## [Written exercise]
Look through the data and write out every line with the word "heatmap" in it.

Start of Data for processing

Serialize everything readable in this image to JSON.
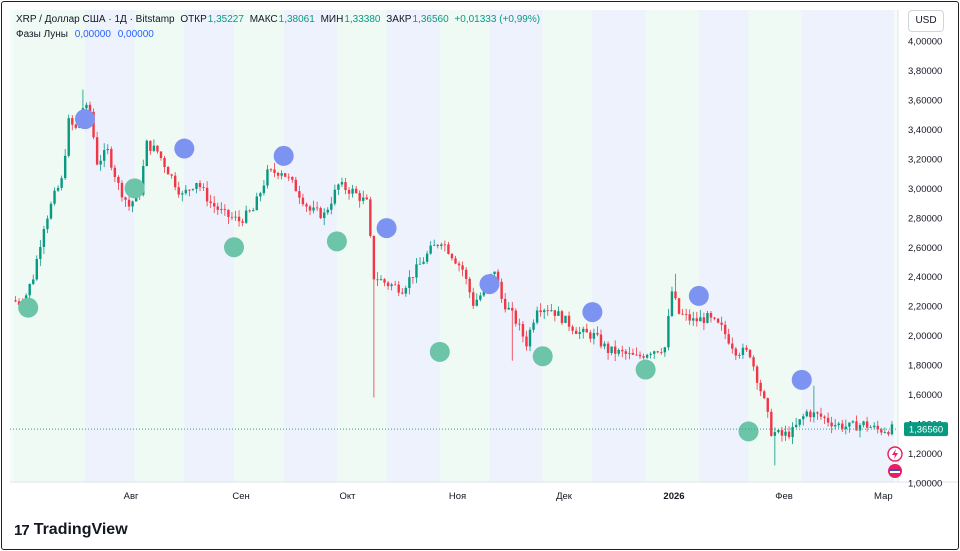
{
  "header": {
    "symbol": "XRP / Доллар США · 1Д · Bitstamp",
    "open_label": "ОТКР",
    "open": "1,35227",
    "high_label": "МАКС",
    "high": "1,38061",
    "low_label": "МИН",
    "low": "1,33380",
    "close_label": "ЗАКР",
    "close": "1,36560",
    "change": "+0,01333 (+0,99%)",
    "indicator_name": "Фазы Луны",
    "indicator_v1": "0,00000",
    "indicator_v2": "0,00000"
  },
  "currency_button": "USD",
  "last_price_label": "1,36560",
  "brand": "TradingView",
  "colors": {
    "up": "#089981",
    "down": "#f23645",
    "full_moon": "#7c93f2",
    "new_moon": "#6cc5a8",
    "price_label": "#089981",
    "price_line": "#26a69a"
  },
  "chart_data": {
    "type": "candlestick",
    "ylim": [
      1.0,
      4.0
    ],
    "y_ticks": [
      "4,00000",
      "3,80000",
      "3,60000",
      "3,40000",
      "3,20000",
      "3,00000",
      "2,80000",
      "2,60000",
      "2,40000",
      "2,20000",
      "2,00000",
      "1,80000",
      "1,60000",
      "1,40000",
      "1,20000",
      "1,00000"
    ],
    "x_ticks": [
      {
        "label": "Авг",
        "day": 33,
        "bold": false
      },
      {
        "label": "Сен",
        "day": 64,
        "bold": false
      },
      {
        "label": "Окт",
        "day": 94,
        "bold": false
      },
      {
        "label": "Ноя",
        "day": 125,
        "bold": false
      },
      {
        "label": "Дек",
        "day": 155,
        "bold": false
      },
      {
        "label": "2026",
        "day": 186,
        "bold": true
      },
      {
        "label": "Фев",
        "day": 217,
        "bold": false
      },
      {
        "label": "Мар",
        "day": 245,
        "bold": false
      }
    ],
    "last_price": 1.3656,
    "total_days": 248,
    "price_path": [
      [
        0,
        2.24
      ],
      [
        3,
        2.22
      ],
      [
        6,
        2.4
      ],
      [
        9,
        2.75
      ],
      [
        12,
        2.95
      ],
      [
        14,
        3.05
      ],
      [
        16,
        3.45
      ],
      [
        18,
        3.4
      ],
      [
        20,
        3.55
      ],
      [
        22,
        3.52
      ],
      [
        24,
        3.18
      ],
      [
        27,
        3.25
      ],
      [
        30,
        3.02
      ],
      [
        33,
        2.88
      ],
      [
        36,
        2.98
      ],
      [
        38,
        3.3
      ],
      [
        41,
        3.25
      ],
      [
        44,
        3.12
      ],
      [
        48,
        2.95
      ],
      [
        52,
        3.05
      ],
      [
        56,
        2.9
      ],
      [
        60,
        2.82
      ],
      [
        64,
        2.78
      ],
      [
        68,
        2.85
      ],
      [
        72,
        3.1
      ],
      [
        76,
        3.12
      ],
      [
        80,
        3.0
      ],
      [
        84,
        2.85
      ],
      [
        88,
        2.82
      ],
      [
        92,
        3.02
      ],
      [
        96,
        2.98
      ],
      [
        100,
        2.9
      ],
      [
        102,
        2.4
      ],
      [
        106,
        2.35
      ],
      [
        110,
        2.32
      ],
      [
        114,
        2.45
      ],
      [
        118,
        2.58
      ],
      [
        121,
        2.65
      ],
      [
        124,
        2.55
      ],
      [
        127,
        2.45
      ],
      [
        130,
        2.22
      ],
      [
        133,
        2.3
      ],
      [
        136,
        2.45
      ],
      [
        138,
        2.25
      ],
      [
        142,
        2.1
      ],
      [
        145,
        1.95
      ],
      [
        148,
        2.2
      ],
      [
        152,
        2.18
      ],
      [
        156,
        2.1
      ],
      [
        160,
        2.02
      ],
      [
        164,
        2.0
      ],
      [
        168,
        1.9
      ],
      [
        172,
        1.88
      ],
      [
        176,
        1.85
      ],
      [
        180,
        1.9
      ],
      [
        184,
        1.92
      ],
      [
        186,
        2.3
      ],
      [
        188,
        2.15
      ],
      [
        192,
        2.1
      ],
      [
        196,
        2.12
      ],
      [
        200,
        2.05
      ],
      [
        204,
        1.9
      ],
      [
        208,
        1.88
      ],
      [
        212,
        1.55
      ],
      [
        214,
        1.35
      ],
      [
        217,
        1.32
      ],
      [
        220,
        1.35
      ],
      [
        224,
        1.48
      ],
      [
        228,
        1.45
      ],
      [
        232,
        1.4
      ],
      [
        236,
        1.38
      ],
      [
        240,
        1.4
      ],
      [
        244,
        1.36
      ],
      [
        248,
        1.3656
      ]
    ],
    "wicks": [
      {
        "day": 101,
        "low": 1.58
      },
      {
        "day": 19,
        "high": 3.67
      },
      {
        "day": 186,
        "high": 2.42
      },
      {
        "day": 214,
        "low": 1.12
      },
      {
        "day": 140,
        "low": 1.83
      },
      {
        "day": 225,
        "high": 1.66
      }
    ],
    "moon_phases": [
      {
        "day": 4,
        "price": 2.19,
        "phase": "new"
      },
      {
        "day": 20,
        "price": 3.47,
        "phase": "full"
      },
      {
        "day": 34,
        "price": 3.0,
        "phase": "new"
      },
      {
        "day": 48,
        "price": 3.27,
        "phase": "full"
      },
      {
        "day": 62,
        "price": 2.6,
        "phase": "new"
      },
      {
        "day": 76,
        "price": 3.22,
        "phase": "full"
      },
      {
        "day": 91,
        "price": 2.64,
        "phase": "new"
      },
      {
        "day": 105,
        "price": 2.73,
        "phase": "full"
      },
      {
        "day": 120,
        "price": 1.89,
        "phase": "new"
      },
      {
        "day": 134,
        "price": 2.35,
        "phase": "full"
      },
      {
        "day": 149,
        "price": 1.86,
        "phase": "new"
      },
      {
        "day": 163,
        "price": 2.16,
        "phase": "full"
      },
      {
        "day": 178,
        "price": 1.77,
        "phase": "new"
      },
      {
        "day": 193,
        "price": 2.27,
        "phase": "full"
      },
      {
        "day": 207,
        "price": 1.35,
        "phase": "new"
      },
      {
        "day": 222,
        "price": 1.7,
        "phase": "full"
      }
    ]
  }
}
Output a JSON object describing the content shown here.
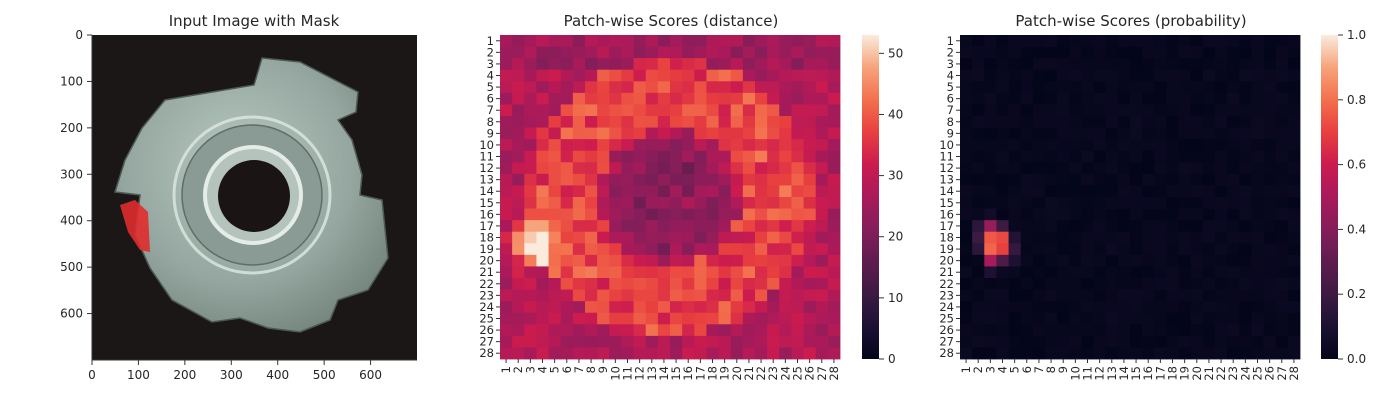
{
  "figure": {
    "panels": [
      {
        "id": "input-image",
        "title": "Input Image with Mask",
        "x_ticks": [
          "0",
          "100",
          "200",
          "300",
          "400",
          "500",
          "600"
        ],
        "y_ticks": [
          "0",
          "100",
          "200",
          "300",
          "400",
          "500",
          "600"
        ]
      },
      {
        "id": "distance-heatmap",
        "title": "Patch-wise Scores (distance)",
        "colorbar_ticks": [
          "0",
          "10",
          "20",
          "30",
          "40",
          "50"
        ]
      },
      {
        "id": "probability-heatmap",
        "title": "Patch-wise Scores (probability)",
        "colorbar_ticks": [
          "0.0",
          "0.2",
          "0.4",
          "0.6",
          "0.8",
          "1.0"
        ]
      }
    ]
  },
  "chart_data": [
    {
      "type": "image",
      "title": "Input Image with Mask",
      "xlim": [
        0,
        700
      ],
      "ylim": [
        700,
        0
      ],
      "x_ticks": [
        0,
        100,
        200,
        300,
        400,
        500,
        600
      ],
      "y_ticks": [
        0,
        100,
        200,
        300,
        400,
        500,
        600
      ],
      "colors": {
        "background": "#1c1717",
        "metal": "#9aaca6",
        "mask": "#e02c2c"
      }
    },
    {
      "type": "heatmap",
      "title": "Patch-wise Scores (distance)",
      "rows": 28,
      "cols": 28,
      "row_labels": [
        "1",
        "2",
        "3",
        "4",
        "5",
        "6",
        "7",
        "8",
        "9",
        "10",
        "11",
        "12",
        "13",
        "14",
        "15",
        "16",
        "17",
        "18",
        "19",
        "20",
        "21",
        "22",
        "23",
        "24",
        "25",
        "26",
        "27",
        "28"
      ],
      "col_labels": [
        "1",
        "2",
        "3",
        "4",
        "5",
        "6",
        "7",
        "8",
        "9",
        "10",
        "11",
        "12",
        "13",
        "14",
        "15",
        "16",
        "17",
        "18",
        "19",
        "20",
        "21",
        "22",
        "23",
        "24",
        "25",
        "26",
        "27",
        "28"
      ],
      "colorbar": {
        "min": 0,
        "max": 53,
        "ticks": [
          0,
          10,
          20,
          30,
          40,
          50
        ]
      },
      "colormap": "rocket",
      "values_note": "background ~22-34, ring ~30-38, hotspot peak ~53 at rows 17-20, cols 2-4"
    },
    {
      "type": "heatmap",
      "title": "Patch-wise Scores (probability)",
      "rows": 28,
      "cols": 28,
      "row_labels": [
        "1",
        "2",
        "3",
        "4",
        "5",
        "6",
        "7",
        "8",
        "9",
        "10",
        "11",
        "12",
        "13",
        "14",
        "15",
        "16",
        "17",
        "18",
        "19",
        "20",
        "21",
        "22",
        "23",
        "24",
        "25",
        "26",
        "27",
        "28"
      ],
      "col_labels": [
        "1",
        "2",
        "3",
        "4",
        "5",
        "6",
        "7",
        "8",
        "9",
        "10",
        "11",
        "12",
        "13",
        "14",
        "15",
        "16",
        "17",
        "18",
        "19",
        "20",
        "21",
        "22",
        "23",
        "24",
        "25",
        "26",
        "27",
        "28"
      ],
      "colorbar": {
        "min": 0.0,
        "max": 1.0,
        "ticks": [
          0.0,
          0.2,
          0.4,
          0.6,
          0.8,
          1.0
        ]
      },
      "colormap": "rocket",
      "hotspot_values": [
        {
          "row": 17,
          "col": 2,
          "value": 0.15
        },
        {
          "row": 17,
          "col": 3,
          "value": 0.45
        },
        {
          "row": 17,
          "col": 4,
          "value": 0.2
        },
        {
          "row": 18,
          "col": 2,
          "value": 0.2
        },
        {
          "row": 18,
          "col": 3,
          "value": 0.75
        },
        {
          "row": 18,
          "col": 4,
          "value": 0.72
        },
        {
          "row": 18,
          "col": 5,
          "value": 0.12
        },
        {
          "row": 19,
          "col": 2,
          "value": 0.15
        },
        {
          "row": 19,
          "col": 3,
          "value": 0.78
        },
        {
          "row": 19,
          "col": 4,
          "value": 0.7
        },
        {
          "row": 19,
          "col": 5,
          "value": 0.18
        },
        {
          "row": 20,
          "col": 3,
          "value": 0.5
        },
        {
          "row": 20,
          "col": 4,
          "value": 0.25
        },
        {
          "row": 20,
          "col": 5,
          "value": 0.1
        },
        {
          "row": 21,
          "col": 3,
          "value": 0.1
        },
        {
          "row": 16,
          "col": 3,
          "value": 0.06
        }
      ]
    }
  ]
}
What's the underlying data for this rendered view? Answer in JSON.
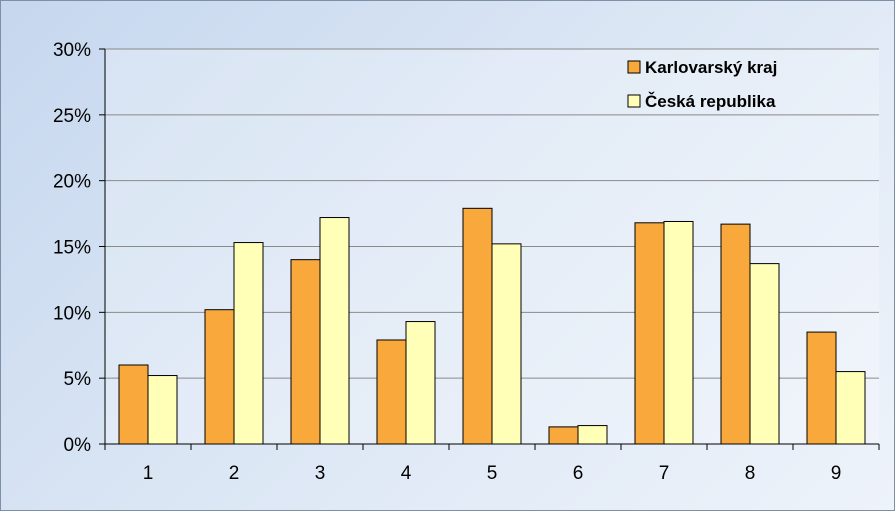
{
  "chart_data": {
    "type": "bar",
    "title": "",
    "xlabel": "",
    "ylabel": "",
    "categories": [
      "1",
      "2",
      "3",
      "4",
      "5",
      "6",
      "7",
      "8",
      "9"
    ],
    "series": [
      {
        "name": "Karlovarský kraj",
        "color": "#f9a83c",
        "values": [
          6.0,
          10.2,
          14.0,
          7.9,
          17.9,
          1.3,
          16.8,
          16.7,
          8.5
        ]
      },
      {
        "name": "Česká republika",
        "color": "#ffffb8",
        "values": [
          5.2,
          15.3,
          17.2,
          9.3,
          15.2,
          1.4,
          16.9,
          13.7,
          5.5
        ]
      }
    ],
    "ylim": [
      0,
      30
    ],
    "yticks": [
      "0%",
      "5%",
      "10%",
      "15%",
      "20%",
      "25%",
      "30%"
    ],
    "grid": true,
    "legend_position": "top-right"
  }
}
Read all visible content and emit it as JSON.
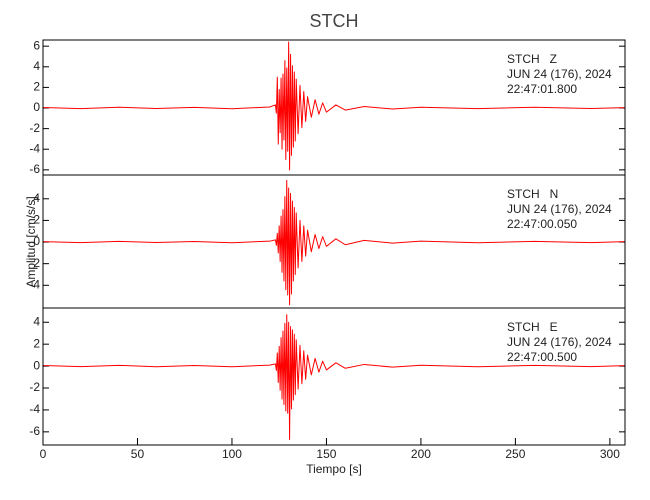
{
  "chart_data": [
    {
      "type": "line",
      "title": "STCH",
      "annotations": [
        "STCH   Z",
        "JUN 24 (176), 2024",
        "22:47:01.800"
      ],
      "color": "#ff0000",
      "x": [
        0,
        20,
        40,
        60,
        80,
        100,
        120,
        123,
        123.5,
        124,
        124.5,
        125,
        125.5,
        126,
        126.5,
        127,
        127.5,
        128,
        128.5,
        129,
        129.5,
        130,
        130.5,
        131,
        131.5,
        132,
        132.5,
        133,
        133.5,
        134,
        135,
        136,
        137,
        138,
        139,
        140,
        142,
        144,
        146,
        148,
        150,
        155,
        160,
        170,
        185,
        200,
        230,
        260,
        290,
        308
      ],
      "values": [
        0.05,
        -0.06,
        0.08,
        -0.05,
        0.06,
        -0.07,
        0.1,
        0.3,
        -0.5,
        3.0,
        -3.5,
        1.8,
        -2.4,
        2.9,
        -4.0,
        3.3,
        -3.1,
        4.6,
        -5.0,
        3.9,
        -4.2,
        6.4,
        -6.0,
        5.2,
        -4.6,
        4.1,
        -3.8,
        3.5,
        -3.2,
        2.8,
        -2.5,
        2.2,
        -1.9,
        1.6,
        -1.3,
        1.1,
        -0.9,
        0.8,
        -0.6,
        0.5,
        -0.4,
        0.3,
        -0.2,
        0.15,
        -0.1,
        0.08,
        -0.06,
        0.07,
        -0.05,
        0.04
      ],
      "xlim": [
        0,
        308
      ],
      "ylim": [
        -6.5,
        6.6
      ],
      "yticks": [
        -6,
        -4,
        -2,
        0,
        2,
        4,
        6
      ]
    },
    {
      "type": "line",
      "ylabel": "Amplitud [cm/s/s]",
      "annotations": [
        "STCH   N",
        "JUN 24 (176), 2024",
        "22:47:00.050"
      ],
      "color": "#ff0000",
      "x": [
        0,
        20,
        40,
        60,
        80,
        100,
        120,
        123,
        123.5,
        124,
        124.5,
        125,
        125.5,
        126,
        126.5,
        127,
        127.5,
        128,
        128.5,
        129,
        129.5,
        130,
        130.5,
        131,
        131.5,
        132,
        132.5,
        133,
        133.5,
        134,
        135,
        136,
        137,
        138,
        139,
        140,
        142,
        144,
        146,
        148,
        150,
        155,
        160,
        170,
        185,
        200,
        230,
        260,
        290,
        308
      ],
      "values": [
        0.04,
        -0.05,
        0.06,
        -0.04,
        0.05,
        -0.06,
        0.08,
        0.2,
        -0.3,
        0.8,
        -1.0,
        1.5,
        -1.8,
        2.4,
        -2.8,
        3.0,
        -3.6,
        4.2,
        -4.4,
        5.7,
        -4.9,
        5.0,
        -5.8,
        4.5,
        -4.8,
        3.8,
        -3.6,
        3.2,
        -3.0,
        2.7,
        -2.4,
        2.0,
        -1.8,
        1.5,
        -1.3,
        1.1,
        -0.9,
        0.7,
        -0.6,
        0.5,
        -0.4,
        0.3,
        -0.25,
        0.15,
        -0.1,
        0.08,
        -0.06,
        0.06,
        -0.05,
        0.04
      ],
      "xlim": [
        0,
        308
      ],
      "ylim": [
        -6.1,
        6.2
      ],
      "yticks": [
        -4,
        -2,
        0,
        2,
        4
      ]
    },
    {
      "type": "line",
      "xlabel": "Tiempo [s]",
      "annotations": [
        "STCH   E",
        "JUN 24 (176), 2024",
        "22:47:00.500"
      ],
      "color": "#ff0000",
      "x": [
        0,
        20,
        40,
        60,
        80,
        100,
        120,
        123,
        123.5,
        124,
        124.5,
        125,
        125.5,
        126,
        126.5,
        127,
        127.5,
        128,
        128.5,
        129,
        129.5,
        130,
        130.5,
        131,
        131.5,
        132,
        132.5,
        133,
        133.5,
        134,
        135,
        136,
        137,
        138,
        139,
        140,
        142,
        144,
        146,
        148,
        150,
        155,
        160,
        170,
        185,
        200,
        230,
        260,
        290,
        308
      ],
      "values": [
        0.05,
        -0.05,
        0.07,
        -0.06,
        0.05,
        -0.06,
        0.09,
        0.2,
        -0.4,
        1.2,
        -1.5,
        1.8,
        -2.2,
        2.6,
        -3.0,
        3.2,
        -3.5,
        3.9,
        -4.1,
        4.7,
        -4.3,
        4.0,
        -6.7,
        3.6,
        -3.9,
        3.3,
        -3.1,
        2.9,
        -2.6,
        2.4,
        -2.1,
        1.9,
        -1.6,
        1.4,
        -1.2,
        1.0,
        -0.8,
        0.7,
        -0.55,
        0.45,
        -0.35,
        0.3,
        -0.2,
        0.15,
        -0.1,
        0.08,
        -0.06,
        0.06,
        -0.05,
        0.04
      ],
      "xlim": [
        0,
        308
      ],
      "ylim": [
        -7.2,
        5.3
      ],
      "yticks": [
        -6,
        -4,
        -2,
        0,
        2,
        4
      ],
      "xticks": [
        0,
        50,
        100,
        150,
        200,
        250,
        300
      ]
    }
  ]
}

End of Data for processing

## [Solution for this problem]
        "id": "distance-heatmap",
        "id": "probability-heatmap",
      "type": "heatmap",
      "type": "heatmap",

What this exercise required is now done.